TASK DIRECTIONS: Pull out every line of the records below that contains the word "Programma", copying each line in full.

[Bounding box annotations]
────────────────────
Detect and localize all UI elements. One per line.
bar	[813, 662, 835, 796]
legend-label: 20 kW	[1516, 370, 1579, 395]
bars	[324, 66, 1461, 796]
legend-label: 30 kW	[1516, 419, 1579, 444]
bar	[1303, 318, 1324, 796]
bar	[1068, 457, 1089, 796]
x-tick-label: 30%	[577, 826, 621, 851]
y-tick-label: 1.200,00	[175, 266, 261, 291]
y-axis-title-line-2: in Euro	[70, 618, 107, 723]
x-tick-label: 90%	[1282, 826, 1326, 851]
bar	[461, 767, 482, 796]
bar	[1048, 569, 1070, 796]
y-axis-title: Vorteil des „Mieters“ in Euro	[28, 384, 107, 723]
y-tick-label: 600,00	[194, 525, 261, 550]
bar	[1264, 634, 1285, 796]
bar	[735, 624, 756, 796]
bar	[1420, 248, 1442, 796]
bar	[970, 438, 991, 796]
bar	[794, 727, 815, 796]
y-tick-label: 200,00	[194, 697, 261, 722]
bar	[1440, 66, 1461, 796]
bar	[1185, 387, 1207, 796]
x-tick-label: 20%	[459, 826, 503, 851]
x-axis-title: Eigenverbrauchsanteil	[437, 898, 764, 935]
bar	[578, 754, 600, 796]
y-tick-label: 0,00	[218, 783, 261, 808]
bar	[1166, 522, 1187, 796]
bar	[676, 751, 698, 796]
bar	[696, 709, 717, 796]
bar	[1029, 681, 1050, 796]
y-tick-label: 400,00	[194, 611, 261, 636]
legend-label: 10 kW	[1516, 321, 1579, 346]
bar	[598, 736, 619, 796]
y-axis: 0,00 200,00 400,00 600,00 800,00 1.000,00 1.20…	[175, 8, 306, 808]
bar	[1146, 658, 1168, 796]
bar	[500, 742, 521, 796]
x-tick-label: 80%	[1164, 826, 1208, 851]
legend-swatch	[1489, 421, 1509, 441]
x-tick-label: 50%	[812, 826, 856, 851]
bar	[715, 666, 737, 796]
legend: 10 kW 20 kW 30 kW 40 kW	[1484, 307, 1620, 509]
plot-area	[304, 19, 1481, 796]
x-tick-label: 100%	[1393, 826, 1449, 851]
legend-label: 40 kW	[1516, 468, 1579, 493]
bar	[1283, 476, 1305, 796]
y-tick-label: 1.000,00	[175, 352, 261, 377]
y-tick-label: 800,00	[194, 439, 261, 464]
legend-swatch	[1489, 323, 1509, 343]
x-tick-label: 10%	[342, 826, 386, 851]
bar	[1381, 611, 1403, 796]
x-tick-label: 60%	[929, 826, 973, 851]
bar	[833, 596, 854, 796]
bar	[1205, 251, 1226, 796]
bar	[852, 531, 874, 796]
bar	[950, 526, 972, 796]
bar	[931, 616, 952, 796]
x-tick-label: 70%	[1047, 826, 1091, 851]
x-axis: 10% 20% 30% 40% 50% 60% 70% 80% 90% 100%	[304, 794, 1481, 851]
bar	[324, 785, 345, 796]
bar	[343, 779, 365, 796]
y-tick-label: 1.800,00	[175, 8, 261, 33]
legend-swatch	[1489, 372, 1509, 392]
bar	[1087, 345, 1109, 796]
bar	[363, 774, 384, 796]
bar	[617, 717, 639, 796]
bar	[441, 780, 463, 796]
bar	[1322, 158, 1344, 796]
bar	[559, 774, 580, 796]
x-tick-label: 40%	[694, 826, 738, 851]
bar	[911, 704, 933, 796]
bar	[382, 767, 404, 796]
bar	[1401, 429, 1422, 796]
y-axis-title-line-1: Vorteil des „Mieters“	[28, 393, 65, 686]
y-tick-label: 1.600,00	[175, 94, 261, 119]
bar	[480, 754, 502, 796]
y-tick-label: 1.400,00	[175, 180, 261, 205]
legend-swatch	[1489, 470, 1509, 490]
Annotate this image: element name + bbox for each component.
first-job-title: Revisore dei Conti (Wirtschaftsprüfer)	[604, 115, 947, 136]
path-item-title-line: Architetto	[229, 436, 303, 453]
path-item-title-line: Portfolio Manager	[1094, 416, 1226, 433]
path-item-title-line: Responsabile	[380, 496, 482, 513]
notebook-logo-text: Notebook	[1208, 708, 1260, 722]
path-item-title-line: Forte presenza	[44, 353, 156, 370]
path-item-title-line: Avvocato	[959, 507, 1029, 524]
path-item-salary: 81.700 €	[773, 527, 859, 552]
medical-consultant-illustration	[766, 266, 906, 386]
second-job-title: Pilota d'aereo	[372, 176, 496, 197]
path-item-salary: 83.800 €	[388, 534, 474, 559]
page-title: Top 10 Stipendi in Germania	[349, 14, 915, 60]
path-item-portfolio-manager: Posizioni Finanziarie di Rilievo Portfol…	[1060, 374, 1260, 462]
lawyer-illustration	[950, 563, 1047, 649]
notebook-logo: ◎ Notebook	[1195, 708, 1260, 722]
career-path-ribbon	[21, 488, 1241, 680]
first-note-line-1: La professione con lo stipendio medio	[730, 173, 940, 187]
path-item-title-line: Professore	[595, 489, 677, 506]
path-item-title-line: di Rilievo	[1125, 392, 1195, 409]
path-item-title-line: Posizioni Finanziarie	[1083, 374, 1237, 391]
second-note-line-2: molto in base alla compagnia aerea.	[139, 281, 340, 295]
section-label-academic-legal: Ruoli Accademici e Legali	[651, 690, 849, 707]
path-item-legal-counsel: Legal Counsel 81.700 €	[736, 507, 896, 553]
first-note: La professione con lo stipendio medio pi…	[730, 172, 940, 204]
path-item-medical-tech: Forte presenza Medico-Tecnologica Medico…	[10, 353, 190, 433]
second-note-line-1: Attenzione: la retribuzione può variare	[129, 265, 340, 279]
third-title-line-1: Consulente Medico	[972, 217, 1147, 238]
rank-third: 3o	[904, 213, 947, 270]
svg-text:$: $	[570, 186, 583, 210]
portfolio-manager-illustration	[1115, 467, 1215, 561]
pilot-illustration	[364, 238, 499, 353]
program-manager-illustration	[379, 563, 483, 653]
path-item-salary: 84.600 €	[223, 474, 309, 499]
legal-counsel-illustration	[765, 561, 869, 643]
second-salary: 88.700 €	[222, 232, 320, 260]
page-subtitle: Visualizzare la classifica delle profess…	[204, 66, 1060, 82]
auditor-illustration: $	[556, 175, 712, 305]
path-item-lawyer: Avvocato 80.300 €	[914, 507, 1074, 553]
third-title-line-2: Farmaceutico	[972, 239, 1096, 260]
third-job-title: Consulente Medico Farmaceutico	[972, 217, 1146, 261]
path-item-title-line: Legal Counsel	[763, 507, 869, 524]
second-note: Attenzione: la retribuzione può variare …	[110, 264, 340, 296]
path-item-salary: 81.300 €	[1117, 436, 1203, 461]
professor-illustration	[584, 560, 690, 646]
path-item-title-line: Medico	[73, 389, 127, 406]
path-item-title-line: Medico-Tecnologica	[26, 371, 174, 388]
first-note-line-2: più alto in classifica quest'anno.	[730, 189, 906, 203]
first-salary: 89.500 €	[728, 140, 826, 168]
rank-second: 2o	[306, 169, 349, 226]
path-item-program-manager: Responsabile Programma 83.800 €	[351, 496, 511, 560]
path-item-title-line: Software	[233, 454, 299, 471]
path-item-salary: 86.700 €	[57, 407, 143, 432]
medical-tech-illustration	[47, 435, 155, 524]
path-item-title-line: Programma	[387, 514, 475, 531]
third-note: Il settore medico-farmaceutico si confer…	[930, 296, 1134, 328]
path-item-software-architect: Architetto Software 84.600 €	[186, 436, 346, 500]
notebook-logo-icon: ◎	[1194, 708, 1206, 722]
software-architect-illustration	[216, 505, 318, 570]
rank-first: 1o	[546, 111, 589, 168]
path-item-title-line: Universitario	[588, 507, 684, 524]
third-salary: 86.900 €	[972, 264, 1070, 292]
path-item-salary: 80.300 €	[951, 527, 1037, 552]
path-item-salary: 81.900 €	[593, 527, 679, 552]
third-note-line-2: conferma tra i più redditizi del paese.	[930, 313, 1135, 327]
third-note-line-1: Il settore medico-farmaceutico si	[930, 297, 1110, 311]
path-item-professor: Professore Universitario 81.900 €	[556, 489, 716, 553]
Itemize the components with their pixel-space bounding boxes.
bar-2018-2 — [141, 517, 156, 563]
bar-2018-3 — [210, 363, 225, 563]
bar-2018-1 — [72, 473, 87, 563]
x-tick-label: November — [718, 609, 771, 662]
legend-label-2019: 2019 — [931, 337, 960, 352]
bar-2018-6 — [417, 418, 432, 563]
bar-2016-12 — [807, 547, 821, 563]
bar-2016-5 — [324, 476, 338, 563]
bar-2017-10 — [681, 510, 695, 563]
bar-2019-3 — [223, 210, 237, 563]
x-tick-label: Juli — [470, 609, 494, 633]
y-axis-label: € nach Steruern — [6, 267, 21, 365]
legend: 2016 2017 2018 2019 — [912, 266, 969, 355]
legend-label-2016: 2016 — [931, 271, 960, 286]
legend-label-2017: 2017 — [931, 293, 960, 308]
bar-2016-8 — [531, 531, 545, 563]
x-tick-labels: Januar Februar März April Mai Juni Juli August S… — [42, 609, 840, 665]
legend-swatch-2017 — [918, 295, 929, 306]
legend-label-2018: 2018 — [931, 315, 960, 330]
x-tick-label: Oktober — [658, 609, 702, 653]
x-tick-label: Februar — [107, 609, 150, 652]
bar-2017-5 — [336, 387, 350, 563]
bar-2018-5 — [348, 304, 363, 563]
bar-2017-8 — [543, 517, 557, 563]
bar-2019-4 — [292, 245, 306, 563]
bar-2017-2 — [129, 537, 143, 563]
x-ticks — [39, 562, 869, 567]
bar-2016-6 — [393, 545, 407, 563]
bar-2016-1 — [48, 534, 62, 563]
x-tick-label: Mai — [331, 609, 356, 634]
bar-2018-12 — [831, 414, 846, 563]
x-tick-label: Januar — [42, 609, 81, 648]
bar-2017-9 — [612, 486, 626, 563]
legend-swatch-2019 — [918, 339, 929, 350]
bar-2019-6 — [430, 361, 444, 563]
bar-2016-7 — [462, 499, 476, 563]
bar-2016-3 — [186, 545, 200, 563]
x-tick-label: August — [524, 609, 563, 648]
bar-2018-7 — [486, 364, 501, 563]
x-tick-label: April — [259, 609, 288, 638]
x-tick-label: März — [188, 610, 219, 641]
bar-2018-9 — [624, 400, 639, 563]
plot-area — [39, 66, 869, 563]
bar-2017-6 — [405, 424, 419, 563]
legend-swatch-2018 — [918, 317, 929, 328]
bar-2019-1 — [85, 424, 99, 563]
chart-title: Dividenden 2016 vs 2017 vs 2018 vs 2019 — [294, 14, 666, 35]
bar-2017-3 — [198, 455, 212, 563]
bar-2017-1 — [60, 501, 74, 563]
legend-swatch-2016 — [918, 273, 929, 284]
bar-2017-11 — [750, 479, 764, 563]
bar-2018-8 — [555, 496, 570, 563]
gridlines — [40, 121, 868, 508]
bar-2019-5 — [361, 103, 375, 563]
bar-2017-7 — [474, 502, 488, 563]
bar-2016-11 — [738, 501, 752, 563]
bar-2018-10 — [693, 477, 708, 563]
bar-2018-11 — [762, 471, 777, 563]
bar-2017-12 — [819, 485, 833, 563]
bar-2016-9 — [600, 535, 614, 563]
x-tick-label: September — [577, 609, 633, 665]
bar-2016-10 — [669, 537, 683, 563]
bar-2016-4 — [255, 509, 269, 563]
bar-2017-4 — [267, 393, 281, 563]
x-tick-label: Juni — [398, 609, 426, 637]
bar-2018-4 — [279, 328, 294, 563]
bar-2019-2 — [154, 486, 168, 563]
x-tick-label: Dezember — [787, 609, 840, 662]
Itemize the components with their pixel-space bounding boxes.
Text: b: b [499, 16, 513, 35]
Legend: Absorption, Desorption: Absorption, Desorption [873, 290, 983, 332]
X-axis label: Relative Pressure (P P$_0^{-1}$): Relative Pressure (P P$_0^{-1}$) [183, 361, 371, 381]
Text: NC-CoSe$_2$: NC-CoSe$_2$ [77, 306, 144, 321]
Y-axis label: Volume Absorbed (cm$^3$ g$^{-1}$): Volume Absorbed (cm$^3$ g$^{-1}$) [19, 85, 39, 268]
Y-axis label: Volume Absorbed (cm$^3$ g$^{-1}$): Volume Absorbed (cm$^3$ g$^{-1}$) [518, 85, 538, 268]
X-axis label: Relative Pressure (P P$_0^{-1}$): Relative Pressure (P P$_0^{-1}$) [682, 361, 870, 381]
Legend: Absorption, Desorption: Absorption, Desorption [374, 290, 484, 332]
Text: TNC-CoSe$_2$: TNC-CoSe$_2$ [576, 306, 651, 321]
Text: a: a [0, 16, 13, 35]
────────────────────
TASK ANSWER:
path-item-program-manager: Responsabile Programma 83.800 €	[351, 496, 511, 560]
path-item-title-line: Programma	[387, 514, 475, 531]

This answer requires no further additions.